■ Objective 1
Rewrite the acoustic theory passage starting at "In the following" and ending at "here for convenience.", replacing "momentum equations" with "Euler equations".

Acoustic theory: Difference between revisions

In the following we are going to derive the linear acoustic wave equation starting from the continuity and momentum equations on non-conservation differential form. The equations are repeated here for convenience.

${\displaystyle \frac{D\rho }{Dt}+\rho (\mathrm{\nabla }\cdot 𝐯)=0}$

(Eq. 6.63)

${\displaystyle \rho \frac{D𝐯}{Dt}+\mathrm{\nabla }p=0}$

(Eq. 6.64)

Remember that ${\displaystyle D/Dt}$ denotes the substantial derivative operator defined as follows

${\displaystyle \frac{D}{Dt}=\frac{\partial }{\partial t}+𝐯\cdot \mathrm{\nabla }}$

(Eq. 6.65)

■ Records to use
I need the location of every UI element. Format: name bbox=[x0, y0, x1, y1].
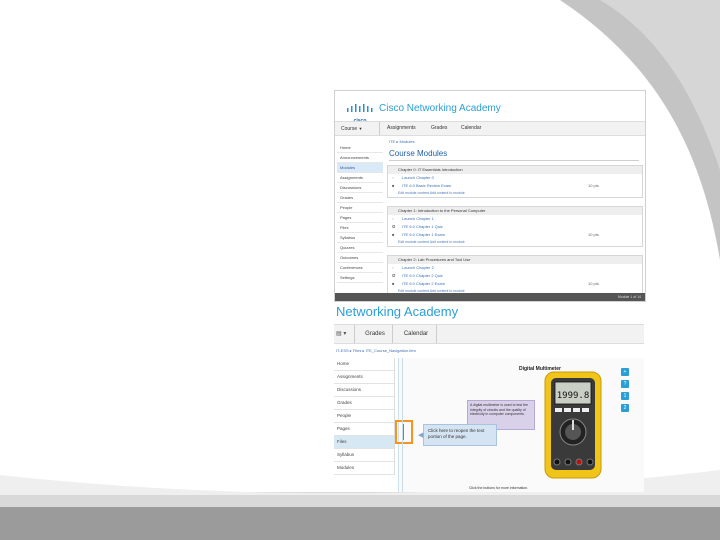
display-reading: 1999.8 bbox=[557, 391, 590, 401]
sidebar-item[interactable]: Assignments bbox=[337, 173, 383, 183]
points-label: 10 pts bbox=[588, 232, 599, 237]
module-item-label: ITE 6.0 Chapter 1 Quiz bbox=[402, 224, 443, 229]
sidebar-item[interactable]: Conferences bbox=[337, 263, 383, 273]
info-button[interactable]: ? bbox=[621, 380, 629, 388]
chevron-down-icon: ▼ bbox=[358, 126, 363, 131]
sidebar-item[interactable]: Grades bbox=[337, 193, 383, 203]
quiz-icon: ✪ bbox=[392, 273, 396, 278]
side-buttons: +? 1 2 bbox=[621, 368, 631, 416]
sidebar-item[interactable]: People bbox=[337, 203, 383, 213]
sidebar-item[interactable]: Quizzes bbox=[337, 243, 383, 253]
course-menu[interactable]: Course ▼ bbox=[341, 122, 380, 135]
sidebar-item[interactable]: Outcomes bbox=[337, 253, 383, 263]
points-label: 10 pts bbox=[588, 281, 599, 286]
module-item[interactable]: ■ ITE 6.0 Chapter 1 Exam 10 pts bbox=[388, 231, 642, 239]
module-footer-links[interactable]: Edit module content Add content to modul… bbox=[388, 239, 642, 246]
module-item-label: Launch Chapter 1 bbox=[402, 216, 434, 221]
info-button[interactable]: 2 bbox=[621, 404, 629, 412]
module-item[interactable]: ■ ITE 6.0 Chapter 2 Exam 10 pts bbox=[388, 280, 642, 288]
folder-icon: ■ bbox=[392, 183, 395, 188]
points-label: 10 pts bbox=[588, 183, 599, 188]
academy-title: Cisco Networking Academy bbox=[379, 103, 501, 114]
sidebar-item[interactable]: Modules bbox=[337, 163, 383, 173]
top-screenshot: cisco Cisco Networking Academy Course ▼ … bbox=[334, 90, 646, 302]
page-title: Course Modules bbox=[389, 149, 448, 158]
reopen-callout: ◀ Click here to reopen the text portion … bbox=[418, 424, 497, 446]
module-footer-links[interactable]: Edit module content Add content to modul… bbox=[388, 190, 642, 197]
grades-tab[interactable]: Grades bbox=[431, 122, 447, 135]
multimeter-image: 1999.8 bbox=[544, 371, 602, 479]
folder-icon: ■ bbox=[392, 232, 395, 237]
module-title[interactable]: Chapter 1: Introduction to the Personal … bbox=[388, 207, 642, 215]
sidebar-item[interactable]: People bbox=[334, 410, 394, 423]
module-item-label: Launch Chapter 2 bbox=[402, 265, 434, 270]
module-item-label: ITE 6.0 Chapter 2 Quiz bbox=[402, 273, 443, 278]
module-item[interactable]: ▫ Launch Chapter 2 bbox=[388, 264, 642, 272]
bottom-screenshot: Networking Academy ▤ ▾ Grades Calendar I… bbox=[334, 302, 644, 492]
info-button[interactable]: + bbox=[621, 368, 629, 376]
callout-arrow-icon: ◀ bbox=[418, 432, 424, 439]
module-item-label: ITE 6.0 Chapter 2 Exam bbox=[402, 281, 445, 286]
sidebar-item[interactable]: Syllabus bbox=[337, 233, 383, 243]
sidebar-item[interactable]: Grades bbox=[334, 397, 394, 410]
sidebar-item[interactable]: Syllabus bbox=[334, 449, 394, 462]
content-footer: Click the buttons for more information. bbox=[469, 486, 529, 490]
sidebar-item[interactable]: Pages bbox=[337, 213, 383, 223]
module-card: Chapter 1: Introduction to the Personal … bbox=[387, 206, 643, 247]
handle-line bbox=[402, 358, 403, 492]
sidebar-item[interactable]: Modules bbox=[334, 462, 394, 475]
bottom-sidebar: Home Assignments Discussions Grades People Pa… bbox=[334, 358, 395, 475]
sidebar-item[interactable]: Home bbox=[337, 143, 383, 153]
sidebar-item[interactable]: Files bbox=[334, 436, 394, 449]
page-icon: ▫ bbox=[392, 265, 394, 270]
grades-tab[interactable]: Grades bbox=[358, 325, 393, 343]
breadcrumb[interactable]: ITE ▸ Modules bbox=[389, 139, 415, 144]
status-text: Module 1 of 14 bbox=[617, 295, 641, 299]
status-bar: Module 1 of 14 bbox=[335, 293, 645, 301]
module-card: Chapter 2: Lab Procedures and Tool Use ▫ L… bbox=[387, 255, 643, 296]
sidebar-item[interactable]: Files bbox=[337, 223, 383, 233]
module-item-label: Launch Chapter 0 bbox=[402, 175, 434, 180]
module-item[interactable]: ■ ITE 6.0 Basic Review Exam 10 pts bbox=[388, 182, 642, 190]
module-item[interactable]: ▫ Launch Chapter 1 bbox=[388, 215, 642, 223]
module-item[interactable]: ✪ ITE 6.0 Chapter 2 Quiz bbox=[388, 272, 642, 280]
module-card: Chapter 0: IT Essentials Introduction ▫ La… bbox=[387, 165, 643, 198]
top-menu-bar: Course ▼ Assignments Grades Calendar bbox=[335, 121, 645, 136]
cisco-bars-icon bbox=[347, 104, 373, 112]
sidebar-item[interactable]: Discussions bbox=[337, 183, 383, 193]
sidebar-item[interactable]: Discussions bbox=[334, 384, 394, 397]
calendar-tab[interactable]: Calendar bbox=[461, 122, 481, 135]
info-button[interactable]: 1 bbox=[621, 392, 629, 400]
module-item-label: ITE 6.0 Chapter 1 Exam bbox=[402, 232, 445, 237]
module-item[interactable]: ✪ ITE 6.0 Chapter 1 Quiz bbox=[388, 223, 642, 231]
networking-academy-logo: Networking Academy bbox=[336, 304, 459, 319]
page-icon: ▫ bbox=[392, 175, 394, 180]
assignments-tab[interactable]: Assignments bbox=[387, 122, 416, 135]
content-pane: Digital Multimeter A digital multimeter … bbox=[395, 358, 644, 492]
sidebar-item[interactable]: Settings bbox=[337, 273, 383, 283]
calendar-tab[interactable]: Calendar bbox=[396, 325, 437, 343]
sidebar-item[interactable]: Pages bbox=[334, 423, 394, 436]
reopen-text-handle[interactable] bbox=[395, 420, 413, 444]
top-sidebar: Home Announcements Modules Assignments Discu… bbox=[337, 143, 383, 283]
module-item-label: ITE 6.0 Basic Review Exam bbox=[402, 183, 452, 188]
callout-text: Click here to reopen the text portion of… bbox=[428, 428, 485, 439]
course-menu-icon[interactable]: ▤ ▾ bbox=[336, 325, 355, 343]
sidebar-item[interactable]: Home bbox=[334, 358, 394, 371]
sidebar-item[interactable]: Assignments bbox=[334, 371, 394, 384]
module-item[interactable]: ▫ Launch Chapter 0 bbox=[388, 174, 642, 182]
module-title[interactable]: Chapter 2: Lab Procedures and Tool Use bbox=[388, 256, 642, 264]
page-icon: ▫ bbox=[392, 216, 394, 221]
bottom-menu-bar: ▤ ▾ Grades Calendar bbox=[334, 324, 644, 344]
folder-icon: ■ bbox=[392, 281, 395, 286]
cisco-logo: cisco bbox=[345, 101, 375, 124]
sidebar-item[interactable]: Announcements bbox=[337, 153, 383, 163]
course-menu-label: Course bbox=[341, 126, 358, 132]
breadcrumb[interactable]: IT-ESS ▸ Files ▸ ITE_Course_Navigation.h… bbox=[336, 348, 416, 353]
quiz-icon: ✪ bbox=[392, 224, 396, 229]
title-divider bbox=[389, 160, 639, 161]
module-title[interactable]: Chapter 0: IT Essentials Introduction bbox=[388, 166, 642, 174]
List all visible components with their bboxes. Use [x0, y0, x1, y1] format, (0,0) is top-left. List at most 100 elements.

■ Objective 2
Present the listing lines starting at the line that contains "display-reading: 1999.8 bbox=[557, 391, 590, 401]" and ending at the line that contains "top-screenshot: cisco Cisco" as a Markdown table with a Num column for the line number and a Content column for the line, leaving out blank lines.

■ Task solution 1
In the following we are going to derive the linear acoustic wave equation starting from the continuity and Euler equations on non-conservation differential form. The equations are repeated here for convenience.

■ Task solution 2
| Num | Content |
|---|---|
| 1 | display-reading: 1999.8 bbox=[557, 391, 590, 401] |
| 2 | sidebar-item[interactable]: Assignments bbox=[337, 173, 383, 183] |
| 3 | points-label: 10 pts bbox=[588, 232, 599, 237] |
| 4 | module-item-label: ITE 6.0 Chapter 1 Quiz bbox=[402, 224, 443, 229] |
| 5 | sidebar-item[interactable]: Conferences bbox=[337, 263, 383, 273] |
| 6 | info-button[interactable]: ? bbox=[621, 380, 629, 388] |
| 7 | chevron-down-icon: ▼ bbox=[358, 126, 363, 131] |
| 8 | sidebar-item[interactable]: Grades bbox=[337, 193, 383, 203] |
| 9 | quiz-icon: ✪ bbox=[392, 273, 396, 278] |
| 10 | side-buttons: +? 1 2 bbox=[621, 368, 631, 416] |
| 11 | sidebar-item[interactable]: People bbox=[337, 203, 383, 213] |
| 12 | sidebar-item[interactable]: Quizzes bbox=[337, 243, 383, 253] |
| 13 | course-menu[interactable]: Course ▼ bbox=[341, 122, 380, 135] |
| 14 | sidebar-item[interactable]: Outcomes bbox=[337, 253, 383, 263] |
| 15 | points-label: 10 pts bbox=[588, 281, 599, 286] |
| 16 | module-item[interactable]: ■ ITE 6.0 Chapter 1 Exam 10 pts bbox=[388, 231, 642, 239] |
| 17 | module-footer-links[interactable]: Edit module content Add content to modul… bbox=[388, 239, 642, 246] |
| 18 | module-item-label: Launch Chapter 1 bbox=[402, 216, 434, 221] |
| 19 | info-button[interactable]: 2 bbox=[621, 404, 629, 412] |
| 20 | module-item[interactable]: ■ ITE 6.0 Chapter 2 Exam 10 pts bbox=[388, 280, 642, 288] |
| 21 | folder-icon: ■ bbox=[392, 183, 395, 188] |
| 22 | points-label: 10 pts bbox=[588, 183, 599, 188] |
| 23 | academy-title: Cisco Networking Academy bbox=[379, 103, 501, 114] |
| 24 | sidebar-item[interactable]: Modules bbox=[337, 163, 383, 173] |
| 25 | top-screenshot: cisco Cisco Networking Academy Course ▼ … bbox=[334, 90, 646, 302] |